Copy all lines of the listing that include the string "materiais".

┌──

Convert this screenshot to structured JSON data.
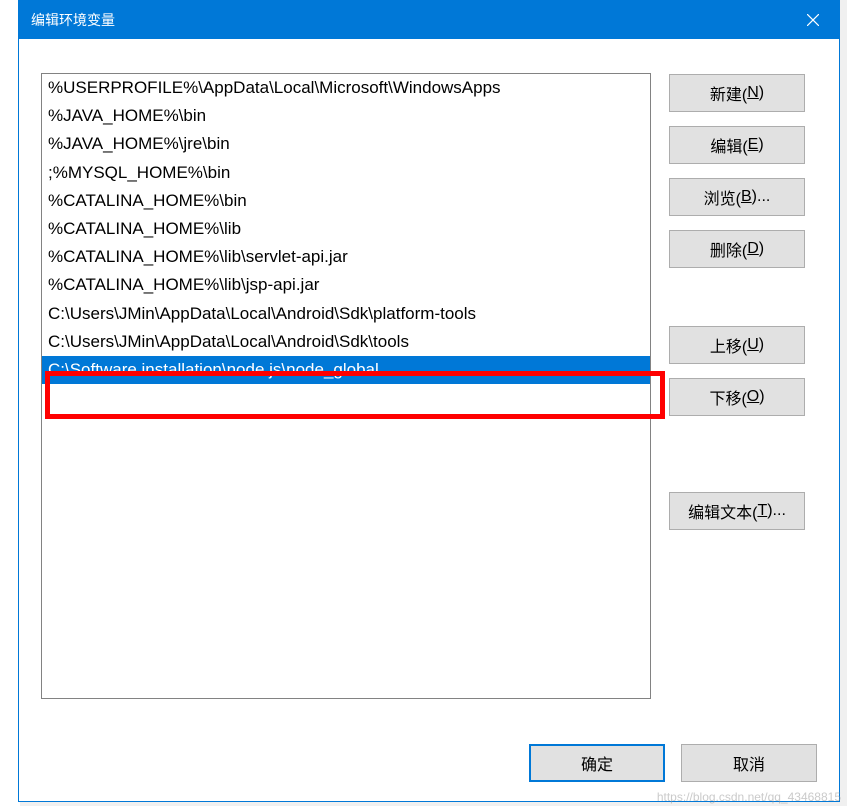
{
  "window": {
    "title": "编辑环境变量"
  },
  "list": {
    "items": [
      "%USERPROFILE%\\AppData\\Local\\Microsoft\\WindowsApps",
      "%JAVA_HOME%\\bin",
      "%JAVA_HOME%\\jre\\bin",
      ";%MYSQL_HOME%\\bin",
      "%CATALINA_HOME%\\bin",
      "%CATALINA_HOME%\\lib",
      "%CATALINA_HOME%\\lib\\servlet-api.jar",
      "%CATALINA_HOME%\\lib\\jsp-api.jar",
      "C:\\Users\\JMin\\AppData\\Local\\Android\\Sdk\\platform-tools",
      "C:\\Users\\JMin\\AppData\\Local\\Android\\Sdk\\tools",
      "C:\\Software installation\\node.js\\node_global"
    ],
    "selectedIndex": 10
  },
  "buttons": {
    "new": {
      "text": "新建(",
      "key": "N",
      "suffix": ")"
    },
    "edit": {
      "text": "编辑(",
      "key": "E",
      "suffix": ")"
    },
    "browse": {
      "text": "浏览(",
      "key": "B",
      "suffix": ")..."
    },
    "delete": {
      "text": "删除(",
      "key": "D",
      "suffix": ")"
    },
    "moveUp": {
      "text": "上移(",
      "key": "U",
      "suffix": ")"
    },
    "moveDown": {
      "text": "下移(",
      "key": "O",
      "suffix": ")"
    },
    "editText": {
      "text": "编辑文本(",
      "key": "T",
      "suffix": ")..."
    }
  },
  "footer": {
    "ok": "确定",
    "cancel": "取消"
  },
  "watermark": "https://blog.csdn.net/qq_43468815"
}
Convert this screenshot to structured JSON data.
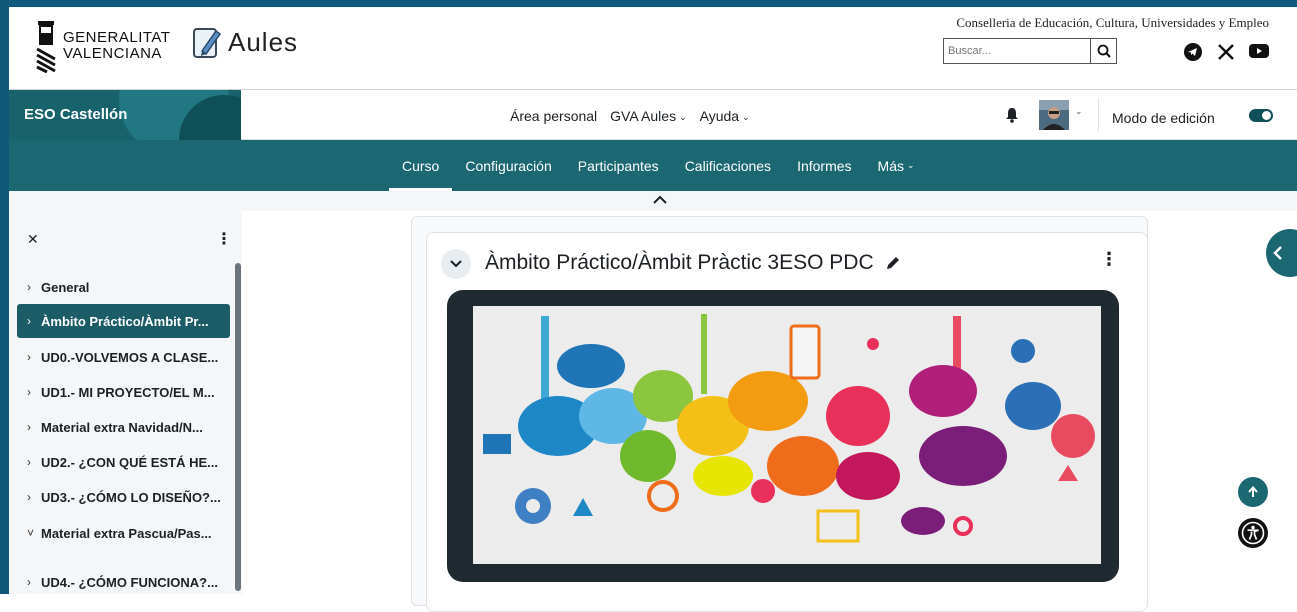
{
  "gva": {
    "logo_line1": "GENERALITAT",
    "logo_line2": "VALENCIANA",
    "app_name": "Aules",
    "conselleria": "Conselleria de Educación, Cultura, Universidades y Empleo",
    "search_placeholder": "Buscar...",
    "social_icons": [
      "telegram-icon",
      "x-icon",
      "youtube-icon"
    ]
  },
  "navbar": {
    "site_name": "ESO Castellón",
    "primary": [
      "Área personal",
      "GVA Aules",
      "Ayuda"
    ],
    "edit_mode_label": "Modo de edición",
    "edit_mode_on": true
  },
  "secondary_nav": {
    "items": [
      "Curso",
      "Configuración",
      "Participantes",
      "Calificaciones",
      "Informes",
      "Más"
    ],
    "active": "Curso"
  },
  "course_index": {
    "items": [
      {
        "label": "General",
        "expanded": false
      },
      {
        "label": "Àmbito Práctico/Àmbit Pr...",
        "expanded": false,
        "active": true
      },
      {
        "label": "UD0.-VOLVEMOS A CLASE...",
        "expanded": false
      },
      {
        "label": "UD1.- MI PROYECTO/EL M...",
        "expanded": false
      },
      {
        "label": "Material extra Navidad/N...",
        "expanded": false
      },
      {
        "label": "UD2.- ¿CON QUÉ ESTÁ HE...",
        "expanded": false
      },
      {
        "label": "UD3.- ¿CÓMO LO DISEÑO?...",
        "expanded": false
      },
      {
        "label": "Material extra Pascua/Pas...",
        "expanded": true
      },
      {
        "label": "UD4.- ¿CÓMO FUNCIONA?...",
        "expanded": false
      }
    ]
  },
  "section": {
    "title": "Àmbito Práctico/Àmbit Pràctic 3ESO PDC"
  },
  "colors": {
    "brand_teal": "#1b6772",
    "dark_teal": "#18626b",
    "active_item": "#1b5c66",
    "frame_blue": "#0f5a7a"
  }
}
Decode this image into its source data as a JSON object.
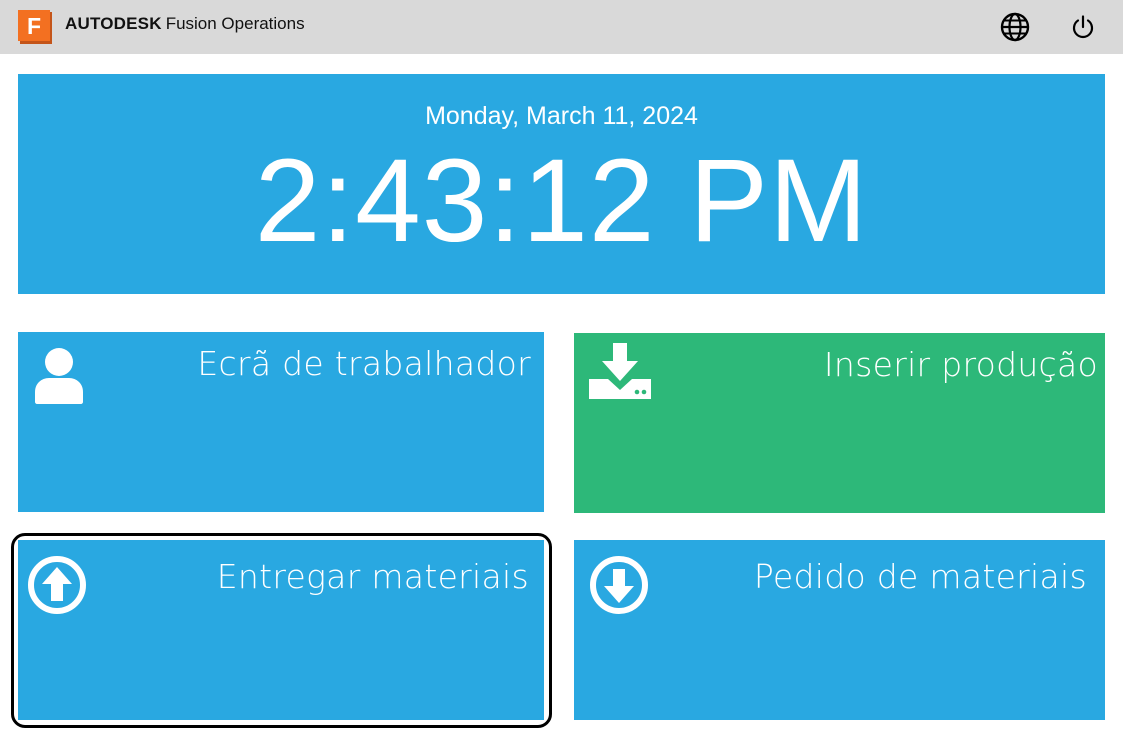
{
  "header": {
    "logo_letter": "F",
    "brand_strong": "AUTODESK",
    "brand_light": "Fusion Operations",
    "globe_icon": "globe-icon",
    "power_icon": "power-icon"
  },
  "clock": {
    "date": "Monday, March 11, 2024",
    "time": "2:43:12 PM"
  },
  "tiles": [
    {
      "label": "Ecrã de trabalhador",
      "icon": "user-icon",
      "color": "#29a8e1"
    },
    {
      "label": "Inserir produção",
      "icon": "download-tray-icon",
      "color": "#2db879"
    },
    {
      "label": "Entregar materiais",
      "icon": "arrow-up-circle-icon",
      "color": "#29a8e1",
      "focused": true
    },
    {
      "label": "Pedido de materiais",
      "icon": "arrow-down-circle-icon",
      "color": "#29a8e1"
    }
  ],
  "colors": {
    "topbar": "#d9d9d9",
    "accent_blue": "#29a8e1",
    "accent_green": "#2db879",
    "logo_orange": "#f37021"
  }
}
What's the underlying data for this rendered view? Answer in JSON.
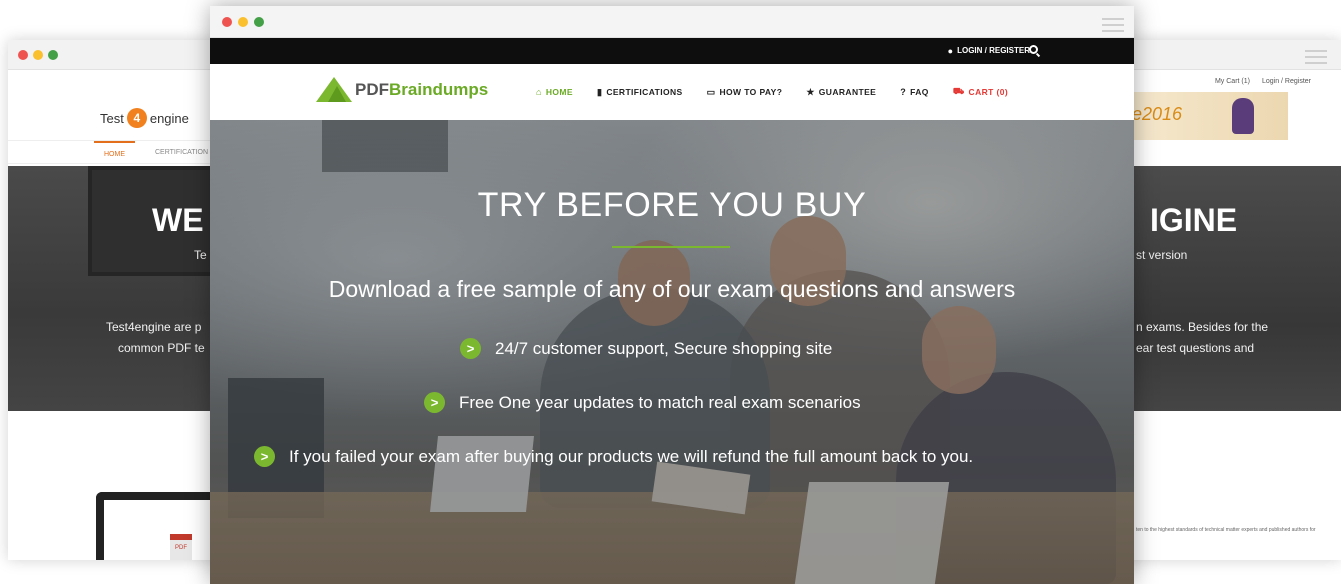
{
  "left_window": {
    "logo_pre": "Test",
    "logo_num": "4",
    "logo_post": "engine",
    "nav_home": "HOME",
    "nav_cert": "CERTIFICATION",
    "hero_title": "WE",
    "hero_sub": "Te",
    "para1": "Test4engine are p",
    "para2": "common PDF te",
    "monitor_pdf": "PDF"
  },
  "right_window": {
    "top_links": [
      "My Cart (1)",
      "Login / Register"
    ],
    "banner_text": "e2016",
    "hero_title": "IGINE",
    "hero_sub": "st version",
    "para1": "n exams. Besides for the",
    "para2": "ear test questions and",
    "small_text": "ten to the highest standards of technical matter experts and published authors for"
  },
  "main_window": {
    "topbar": {
      "login_label": "LOGIN / REGISTER"
    },
    "brand": {
      "pdf": "PDF",
      "braindumps": "Braindumps"
    },
    "nav": [
      {
        "label": "HOME",
        "icon": "home-icon",
        "glyph": "⌂"
      },
      {
        "label": "CERTIFICATIONS",
        "icon": "book-icon",
        "glyph": "▮"
      },
      {
        "label": "HOW TO PAY?",
        "icon": "card-icon",
        "glyph": "▭"
      },
      {
        "label": "GUARANTEE",
        "icon": "star-icon",
        "glyph": "★"
      },
      {
        "label": "FAQ",
        "icon": "question-icon",
        "glyph": "?"
      },
      {
        "label": "CART (0)",
        "icon": "cart-icon",
        "glyph": "⛟"
      }
    ],
    "hero": {
      "title": "TRY BEFORE YOU BUY",
      "subtitle": "Download a free sample of any of our exam questions and answers",
      "bullets": [
        "24/7 customer support, Secure shopping site",
        "Free One year updates to match real exam scenarios",
        "If you failed your exam after buying our products we will refund the full amount back to you."
      ]
    }
  },
  "colors": {
    "accent_green": "#7cb82f",
    "cart_red": "#e53935",
    "topbar_black": "#0e0e0e",
    "test4engine_orange": "#f0811e"
  }
}
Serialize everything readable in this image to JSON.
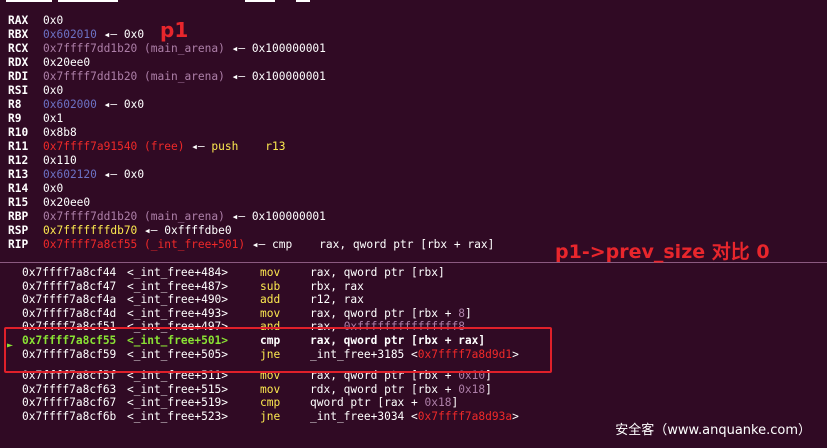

└──

## REPLY:
      "label": "Entregar materiais",
      "label": "Pedido de materiais",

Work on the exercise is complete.